• **WHAT THE TASK ASKS**
Copy each line of the data that has "Dessa" in it.
(RECORDS TO USE begins)
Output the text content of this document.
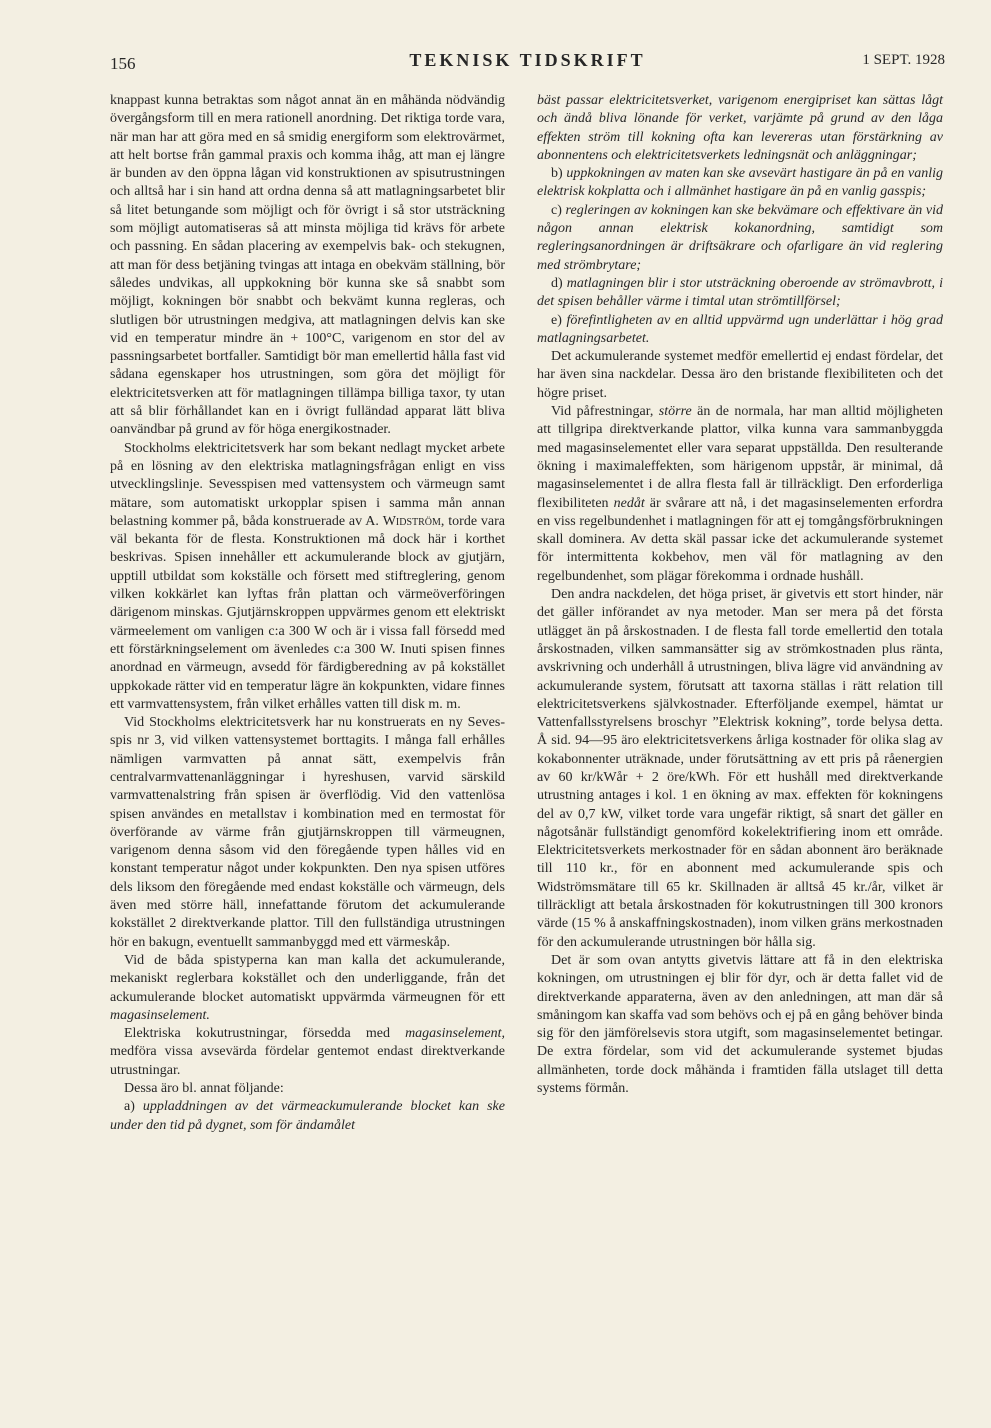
156	TEKNISK TIDSKRIFT	1 SEPT. 1928

knappast kunna betraktas som något annat än en måhända nödvändig övergångsform till en mera rationell anordning. Det riktiga torde vara, när man har att göra med en så smidig energiform som elektrovärmet, att helt bortse från gammal praxis och komma ihåg, att man ej längre är bunden av den öppna lågan vid konstruktionen av spisutrustningen och alltså har i sin hand att ordna denna så att matlagningsarbetet blir så litet betungande som möjligt och för övrigt i så stor utsträckning som möjligt automatiseras så att minsta möjliga tid krävs för arbete och passning. En sådan placering av exempelvis bak- och stekugnen, att man för dess betjäning tvingas att intaga en obekväm ställning, bör således undvikas, all uppkokning bör kunna ske så snabbt som möjligt, kokningen bör snabbt och bekvämt kunna regleras, och slutligen bör utrustningen medgiva, att matlagningen delvis kan ske vid en temperatur mindre än + 100°C, varigenom en stor del av passningsarbetet bortfaller. Samtidigt bör man emellertid hålla fast vid sådana egenskaper hos utrustningen, som göra det möjligt för elektricitetsverken att för matlagningen tillämpa billiga taxor, ty utan att så blir förhållandet kan en i övrigt fulländad apparat lätt bliva oanvändbar på grund av för höga energikostnader.

Stockholms elektricitetsverk har som bekant nedlagt mycket arbete på en lösning av den elektriska matlagningsfrågan enligt en viss utvecklingslinje. Sevesspisen med vattensystem och värmeugn samt mätare, som automatiskt urkopplar spisen i samma mån annan belastning kommer på, båda konstruerade av A. Widström, torde vara väl bekanta för de flesta. Konstruktionen må dock här i korthet beskrivas. Spisen innehåller ett ackumulerande block av gjutjärn, upptill utbildat som kokställe och försett med stiftreglering, genom vilken kokkärlet kan lyftas från plattan och värmeöverföringen därigenom minskas. Gjutjärnskroppen uppvärmes genom ett elektriskt värmeelement om vanligen c:a 300 W och är i vissa fall försedd med ett förstärkningselement om ävenledes c:a 300 W. Inuti spisen finnes anordnad en värmeugn, avsedd för färdigberedning av på kokstället uppkokade rätter vid en temperatur lägre än kokpunkten, vidare finnes ett varmvattensystem, från vilket erhålles vatten till disk m. m.

Vid Stockholms elektricitetsverk har nu konstruerats en ny Seves-spis nr 3, vid vilken vattensystemet borttagits. I många fall erhålles nämligen varmvatten på annat sätt, exempelvis från centralvarmvattenanläggningar i hyreshusen, varvid särskild varmvattenalstring från spisen är överflödig. Vid den vattenlösa spisen användes en metallstav i kombination med en termostat för överförande av värme från gjutjärnskroppen till värmeugnen, varigenom denna såsom vid den föregående typen hålles vid en konstant temperatur något under kokpunkten. Den nya spisen utföres dels liksom den föregående med endast kokställe och värmeugn, dels även med större häll, innefattande förutom det ackumulerande kokstället 2 direktverkande plattor. Till den fullständiga utrustningen hör en bakugn, eventuellt sammanbyggd med ett värmeskåp.

Vid de båda spistyperna kan man kalla det ackumulerande, mekaniskt reglerbara kokstället och den underliggande, från det ackumulerande blocket automatiskt uppvärmda värmeugnen för ett magasinselement.

Elektriska kokutrustningar, försedda med magasinselement, medföra vissa avsevärda fördelar gentemot endast direktverkande utrustningar.

Dessa äro bl. annat följande:

a) uppladdningen av det värmeackumulerande blocket kan ske under den tid på dygnet, som för ändamålet

bäst passar elektricitetsverket, varigenom energipriset kan sättas lågt och ändå bliva lönande för verket, varjämte på grund av den låga effekten ström till kokning ofta kan levereras utan förstärkning av abonnentens och elektricitetsverkets ledningsnät och anläggningar;

b) uppkokningen av maten kan ske avsevärt hastigare än på en vanlig elektrisk kokplatta och i allmänhet hastigare än på en vanlig gasspis;

c) regleringen av kokningen kan ske bekvämare och effektivare än vid någon annan elektrisk kokanordning, samtidigt som regleringsanordningen är driftsäkrare och ofarligare än vid reglering med strömbrytare;

d) matlagningen blir i stor utsträckning oberoende av strömavbrott, i det spisen behåller värme i timtal utan strömtillförsel;

e) förefintligheten av en alltid uppvärmd ugn underlättar i hög grad matlagningsarbetet.

Det ackumulerande systemet medför emellertid ej endast fördelar, det har även sina nackdelar. Dessa äro den bristande flexibiliteten och det högre priset.

Vid påfrestningar, större än de normala, har man alltid möjligheten att tillgripa direktverkande plattor, vilka kunna vara sammanbyggda med magasinselementet eller vara separat uppställda. Den resulterande ökning i maximaleffekten, som härigenom uppstår, är minimal, då magasinselementet i de allra flesta fall är tillräckligt. Den erforderliga flexibiliteten nedåt är svårare att nå, i det magasinselementen erfordra en viss regelbundenhet i matlagningen för att ej tomgångsförbrukningen skall dominera. Av detta skäl passar icke det ackumulerande systemet för intermittenta kokbehov, men väl för matlagning av den regelbundenhet, som plägar förekomma i ordnade hushåll.

Den andra nackdelen, det höga priset, är givetvis ett stort hinder, när det gäller införandet av nya metoder. Man ser mera på det första utlägget än på årskostnaden. I de flesta fall torde emellertid den totala årskostnaden, vilken sammansätter sig av strömkostnaden plus ränta, avskrivning och underhåll å utrustningen, bliva lägre vid användning av ackumulerande system, förutsatt att taxorna ställas i rätt relation till elektricitetsverkens självkostnader. Efterföljande exempel, hämtat ur Vattenfallsstyrelsens broschyr ”Elektrisk kokning”, torde belysa detta. Å sid. 94—95 äro elektricitetsverkens årliga kostnader för olika slag av kokabonnenter uträknade, under förutsättning av ett pris på råenergien av 60 kr/kWår + 2 öre/kWh. För ett hushåll med direktverkande utrustning antages i kol. 1 en ökning av max. effekten för kokningens del av 0,7 kW, vilket torde vara ungefär riktigt, så snart det gäller en någotsånär fullständigt genomförd kokelektrifiering inom ett område. Elektricitetsverkets merkostnader för en sådan abonnent äro beräknade till 110 kr., för en abonnent med ackumulerande spis och Widströmsmätare till 65 kr. Skillnaden är alltså 45 kr./år, vilket är tillräckligt att betala årskostnaden för kokutrustningen till 300 kronors värde (15 % å anskaffningskostnaden), inom vilken gräns merkostnaden för den ackumulerande utrustningen bör hålla sig.

Det är som ovan antytts givetvis lättare att få in den elektriska kokningen, om utrustningen ej blir för dyr, och är detta fallet vid de direktverkande apparaterna, även av den anledningen, att man där så småningom kan skaffa vad som behövs och ej på en gång behöver binda sig för den jämförelsevis stora utgift, som magasinselementet betingar. De extra fördelar, som vid det ackumulerande systemet bjudas allmänheten, torde dock måhända i framtiden fälla utslaget till detta systems förmån.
(RECORDS TO USE ends)
• **SOLUTION FOR THIS TASK**
Dessa äro bl. annat följande:
Det ackumulerande systemet medför emellertid ej endast fördelar, det har även sina nackdelar. Dessa äro den bristande flexibiliteten och det högre priset.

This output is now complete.